# WHAT THE TASK REQUIRES:
Write down each entry again, exactly as it reads.

━━━ RECORDS PROVIDED

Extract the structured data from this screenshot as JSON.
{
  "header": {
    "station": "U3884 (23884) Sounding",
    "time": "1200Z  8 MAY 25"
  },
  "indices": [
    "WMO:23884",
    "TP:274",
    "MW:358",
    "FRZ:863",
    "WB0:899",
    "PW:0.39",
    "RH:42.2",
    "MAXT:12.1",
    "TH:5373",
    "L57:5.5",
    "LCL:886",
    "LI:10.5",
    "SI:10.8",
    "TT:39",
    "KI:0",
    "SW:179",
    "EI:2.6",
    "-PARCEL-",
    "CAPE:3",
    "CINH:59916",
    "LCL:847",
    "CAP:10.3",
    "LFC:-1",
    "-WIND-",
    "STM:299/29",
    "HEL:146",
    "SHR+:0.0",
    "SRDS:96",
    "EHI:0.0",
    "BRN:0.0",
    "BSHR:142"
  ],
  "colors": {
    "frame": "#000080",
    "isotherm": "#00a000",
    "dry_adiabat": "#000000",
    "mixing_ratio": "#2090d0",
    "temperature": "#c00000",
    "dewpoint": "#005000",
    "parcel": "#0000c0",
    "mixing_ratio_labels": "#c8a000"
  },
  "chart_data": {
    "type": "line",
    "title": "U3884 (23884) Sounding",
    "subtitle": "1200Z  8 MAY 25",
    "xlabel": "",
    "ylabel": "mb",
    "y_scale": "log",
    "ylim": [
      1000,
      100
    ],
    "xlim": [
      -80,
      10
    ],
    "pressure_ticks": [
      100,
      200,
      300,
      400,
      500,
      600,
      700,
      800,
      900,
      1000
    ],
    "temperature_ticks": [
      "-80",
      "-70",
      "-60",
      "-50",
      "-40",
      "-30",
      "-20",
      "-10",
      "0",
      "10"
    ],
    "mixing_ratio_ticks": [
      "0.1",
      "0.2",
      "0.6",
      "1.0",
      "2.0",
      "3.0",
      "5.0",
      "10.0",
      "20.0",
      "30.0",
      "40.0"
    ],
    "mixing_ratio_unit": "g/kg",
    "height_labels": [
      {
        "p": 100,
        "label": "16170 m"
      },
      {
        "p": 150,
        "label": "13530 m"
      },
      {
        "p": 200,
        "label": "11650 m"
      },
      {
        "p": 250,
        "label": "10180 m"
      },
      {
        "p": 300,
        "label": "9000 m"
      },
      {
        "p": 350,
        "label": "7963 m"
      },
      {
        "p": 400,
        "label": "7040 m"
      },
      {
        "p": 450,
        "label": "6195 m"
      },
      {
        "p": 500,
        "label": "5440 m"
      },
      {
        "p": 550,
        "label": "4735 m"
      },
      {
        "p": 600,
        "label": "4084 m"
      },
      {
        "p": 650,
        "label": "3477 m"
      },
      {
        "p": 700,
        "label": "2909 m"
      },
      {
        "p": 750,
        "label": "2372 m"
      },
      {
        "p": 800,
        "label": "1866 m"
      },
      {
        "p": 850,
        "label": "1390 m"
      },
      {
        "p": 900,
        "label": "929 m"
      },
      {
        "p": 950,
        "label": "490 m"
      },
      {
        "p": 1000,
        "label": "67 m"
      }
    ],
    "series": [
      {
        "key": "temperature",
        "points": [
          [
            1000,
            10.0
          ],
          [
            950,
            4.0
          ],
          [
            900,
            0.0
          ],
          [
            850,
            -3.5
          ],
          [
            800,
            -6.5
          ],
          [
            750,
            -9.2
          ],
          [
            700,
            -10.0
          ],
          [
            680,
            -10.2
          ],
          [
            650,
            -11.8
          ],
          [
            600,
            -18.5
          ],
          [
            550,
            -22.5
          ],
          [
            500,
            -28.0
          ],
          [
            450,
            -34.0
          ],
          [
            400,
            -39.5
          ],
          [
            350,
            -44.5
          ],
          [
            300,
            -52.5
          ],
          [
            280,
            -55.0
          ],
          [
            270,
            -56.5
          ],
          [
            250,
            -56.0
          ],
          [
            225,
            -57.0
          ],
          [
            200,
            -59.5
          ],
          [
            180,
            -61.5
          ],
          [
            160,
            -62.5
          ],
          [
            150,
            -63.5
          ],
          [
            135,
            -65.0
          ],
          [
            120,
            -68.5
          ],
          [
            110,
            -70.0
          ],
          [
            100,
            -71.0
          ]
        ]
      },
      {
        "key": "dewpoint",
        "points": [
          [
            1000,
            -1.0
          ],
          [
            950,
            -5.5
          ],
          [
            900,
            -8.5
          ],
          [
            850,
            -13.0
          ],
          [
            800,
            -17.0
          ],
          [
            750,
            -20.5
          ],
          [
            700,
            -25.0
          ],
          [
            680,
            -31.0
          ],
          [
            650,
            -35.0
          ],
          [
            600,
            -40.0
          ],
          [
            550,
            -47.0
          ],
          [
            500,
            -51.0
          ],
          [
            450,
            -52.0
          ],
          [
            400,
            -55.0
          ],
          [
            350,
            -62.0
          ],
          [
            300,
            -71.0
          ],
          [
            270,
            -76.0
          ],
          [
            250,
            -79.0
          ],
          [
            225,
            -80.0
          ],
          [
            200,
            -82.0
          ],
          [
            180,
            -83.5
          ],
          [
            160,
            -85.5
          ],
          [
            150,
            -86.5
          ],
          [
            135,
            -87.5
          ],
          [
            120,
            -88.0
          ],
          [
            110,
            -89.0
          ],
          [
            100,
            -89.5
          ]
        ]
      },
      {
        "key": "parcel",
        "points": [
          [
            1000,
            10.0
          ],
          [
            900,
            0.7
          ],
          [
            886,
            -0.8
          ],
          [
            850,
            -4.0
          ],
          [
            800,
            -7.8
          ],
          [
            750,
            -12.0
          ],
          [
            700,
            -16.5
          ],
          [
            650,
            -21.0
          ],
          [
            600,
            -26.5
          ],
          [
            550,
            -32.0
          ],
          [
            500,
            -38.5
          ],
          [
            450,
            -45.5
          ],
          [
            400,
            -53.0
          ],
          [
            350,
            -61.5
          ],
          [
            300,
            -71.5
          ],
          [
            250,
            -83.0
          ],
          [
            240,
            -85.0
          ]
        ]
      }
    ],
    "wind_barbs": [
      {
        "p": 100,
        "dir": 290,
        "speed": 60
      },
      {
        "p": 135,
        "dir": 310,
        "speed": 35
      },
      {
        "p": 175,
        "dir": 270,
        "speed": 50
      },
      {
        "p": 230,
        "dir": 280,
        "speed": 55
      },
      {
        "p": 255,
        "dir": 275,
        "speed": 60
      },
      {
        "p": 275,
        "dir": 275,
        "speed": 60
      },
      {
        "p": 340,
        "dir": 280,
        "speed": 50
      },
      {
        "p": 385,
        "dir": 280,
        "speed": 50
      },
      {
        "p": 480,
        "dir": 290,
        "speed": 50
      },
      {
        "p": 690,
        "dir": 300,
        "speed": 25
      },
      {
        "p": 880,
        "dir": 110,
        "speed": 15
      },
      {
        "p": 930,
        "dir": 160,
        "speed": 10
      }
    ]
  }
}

━━━━━━

# OUTPUT OF THE TASK:
Extract the structured data from this screenshot as JSON.
{
  "header": {
    "station": "U3884 (23884) Sounding",
    "time": "1200Z  8 MAY 25"
  },
  "indices": [
    "WMO:23884",
    "TP:274",
    "MW:358",
    "FRZ:863",
    "WB0:899",
    "PW:0.39",
    "RH:42.2",
    "MAXT:12.1",
    "TH:5373",
    "L57:5.5",
    "LCL:886",
    "LI:10.5",
    "SI:10.8",
    "TT:39",
    "KI:0",
    "SW:179",
    "EI:2.6",
    "-PARCEL-",
    "CAPE:3",
    "CINH:59916",
    "LCL:847",
    "CAP:10.3",
    "LFC:-1",
    "-WIND-",
    "STM:299/29",
    "HEL:146",
    "SHR+:0.0",
    "SRDS:96",
    "EHI:0.0",
    "BRN:0.0",
    "BSHR:142"
  ],
  "colors": {
    "frame": "#000080",
    "isotherm": "#00a000",
    "dry_adiabat": "#000000",
    "mixing_ratio": "#2090d0",
    "temperature": "#c00000",
    "dewpoint": "#005000",
    "parcel": "#0000c0",
    "mixing_ratio_labels": "#c8a000"
  },
  "chart_data": {
    "type": "line",
    "title": "U3884 (23884) Sounding",
    "subtitle": "1200Z  8 MAY 25",
    "xlabel": "",
    "ylabel": "mb",
    "y_scale": "log",
    "ylim": [
      1000,
      100
    ],
    "xlim": [
      -80,
      10
    ],
    "pressure_ticks": [
      100,
      200,
      300,
      400,
      500,
      600,
      700,
      800,
      900,
      1000
    ],
    "temperature_ticks": [
      "-80",
      "-70",
      "-60",
      "-50",
      "-40",
      "-30",
      "-20",
      "-10",
      "0",
      "10"
    ],
    "mixing_ratio_ticks": [
      "0.1",
      "0.2",
      "0.6",
      "1.0",
      "2.0",
      "3.0",
      "5.0",
      "10.0",
      "20.0",
      "30.0",
      "40.0"
    ],
    "mixing_ratio_unit": "g/kg",
    "height_labels": [
      {
        "p": 100,
        "label": "16170 m"
      },
      {
        "p": 150,
        "label": "13530 m"
      },
      {
        "p": 200,
        "label": "11650 m"
      },
      {
        "p": 250,
        "label": "10180 m"
      },
      {
        "p": 300,
        "label": "9000 m"
      },
      {
        "p": 350,
        "label": "7963 m"
      },
      {
        "p": 400,
        "label": "7040 m"
      },
      {
        "p": 450,
        "label": "6195 m"
      },
      {
        "p": 500,
        "label": "5440 m"
      },
      {
        "p": 550,
        "label": "4735 m"
      },
      {
        "p": 600,
        "label": "4084 m"
      },
      {
        "p": 650,
        "label": "3477 m"
      },
      {
        "p": 700,
        "label": "2909 m"
      },
      {
        "p": 750,
        "label": "2372 m"
      },
      {
        "p": 800,
        "label": "1866 m"
      },
      {
        "p": 850,
        "label": "1390 m"
      },
      {
        "p": 900,
        "label": "929 m"
      },
      {
        "p": 950,
        "label": "490 m"
      },
      {
        "p": 1000,
        "label": "67 m"
      }
    ],
    "series": [
      {
        "key": "temperature",
        "points": [
          [
            1000,
            10.0
          ],
          [
            950,
            4.0
          ],
          [
            900,
            0.0
          ],
          [
            850,
            -3.5
          ],
          [
            800,
            -6.5
          ],
          [
            750,
            -9.2
          ],
          [
            700,
            -10.0
          ],
          [
            680,
            -10.2
          ],
          [
            650,
            -11.8
          ],
          [
            600,
            -18.5
          ],
          [
            550,
            -22.5
          ],
          [
            500,
            -28.0
          ],
          [
            450,
            -34.0
          ],
          [
            400,
            -39.5
          ],
          [
            350,
            -44.5
          ],
          [
            300,
            -52.5
          ],
          [
            280,
            -55.0
          ],
          [
            270,
            -56.5
          ],
          [
            250,
            -56.0
          ],
          [
            225,
            -57.0
          ],
          [
            200,
            -59.5
          ],
          [
            180,
            -61.5
          ],
          [
            160,
            -62.5
          ],
          [
            150,
            -63.5
          ],
          [
            135,
            -65.0
          ],
          [
            120,
            -68.5
          ],
          [
            110,
            -70.0
          ],
          [
            100,
            -71.0
          ]
        ]
      },
      {
        "key": "dewpoint",
        "points": [
          [
            1000,
            -1.0
          ],
          [
            950,
            -5.5
          ],
          [
            900,
            -8.5
          ],
          [
            850,
            -13.0
          ],
          [
            800,
            -17.0
          ],
          [
            750,
            -20.5
          ],
          [
            700,
            -25.0
          ],
          [
            680,
            -31.0
          ],
          [
            650,
            -35.0
          ],
          [
            600,
            -40.0
          ],
          [
            550,
            -47.0
          ],
          [
            500,
            -51.0
          ],
          [
            450,
            -52.0
          ],
          [
            400,
            -55.0
          ],
          [
            350,
            -62.0
          ],
          [
            300,
            -71.0
          ],
          [
            270,
            -76.0
          ],
          [
            250,
            -79.0
          ],
          [
            225,
            -80.0
          ],
          [
            200,
            -82.0
          ],
          [
            180,
            -83.5
          ],
          [
            160,
            -85.5
          ],
          [
            150,
            -86.5
          ],
          [
            135,
            -87.5
          ],
          [
            120,
            -88.0
          ],
          [
            110,
            -89.0
          ],
          [
            100,
            -89.5
          ]
        ]
      },
      {
        "key": "parcel",
        "points": [
          [
            1000,
            10.0
          ],
          [
            900,
            0.7
          ],
          [
            886,
            -0.8
          ],
          [
            850,
            -4.0
          ],
          [
            800,
            -7.8
          ],
          [
            750,
            -12.0
          ],
          [
            700,
            -16.5
          ],
          [
            650,
            -21.0
          ],
          [
            600,
            -26.5
          ],
          [
            550,
            -32.0
          ],
          [
            500,
            -38.5
          ],
          [
            450,
            -45.5
          ],
          [
            400,
            -53.0
          ],
          [
            350,
            -61.5
          ],
          [
            300,
            -71.5
          ],
          [
            250,
            -83.0
          ],
          [
            240,
            -85.0
          ]
        ]
      }
    ],
    "wind_barbs": [
      {
        "p": 100,
        "dir": 290,
        "speed": 60
      },
      {
        "p": 135,
        "dir": 310,
        "speed": 35
      },
      {
        "p": 175,
        "dir": 270,
        "speed": 50
      },
      {
        "p": 230,
        "dir": 280,
        "speed": 55
      },
      {
        "p": 255,
        "dir": 275,
        "speed": 60
      },
      {
        "p": 275,
        "dir": 275,
        "speed": 60
      },
      {
        "p": 340,
        "dir": 280,
        "speed": 50
      },
      {
        "p": 385,
        "dir": 280,
        "speed": 50
      },
      {
        "p": 480,
        "dir": 290,
        "speed": 50
      },
      {
        "p": 690,
        "dir": 300,
        "speed": 25
      },
      {
        "p": 880,
        "dir": 110,
        "speed": 15
      },
      {
        "p": 930,
        "dir": 160,
        "speed": 10
      }
    ]
  }
}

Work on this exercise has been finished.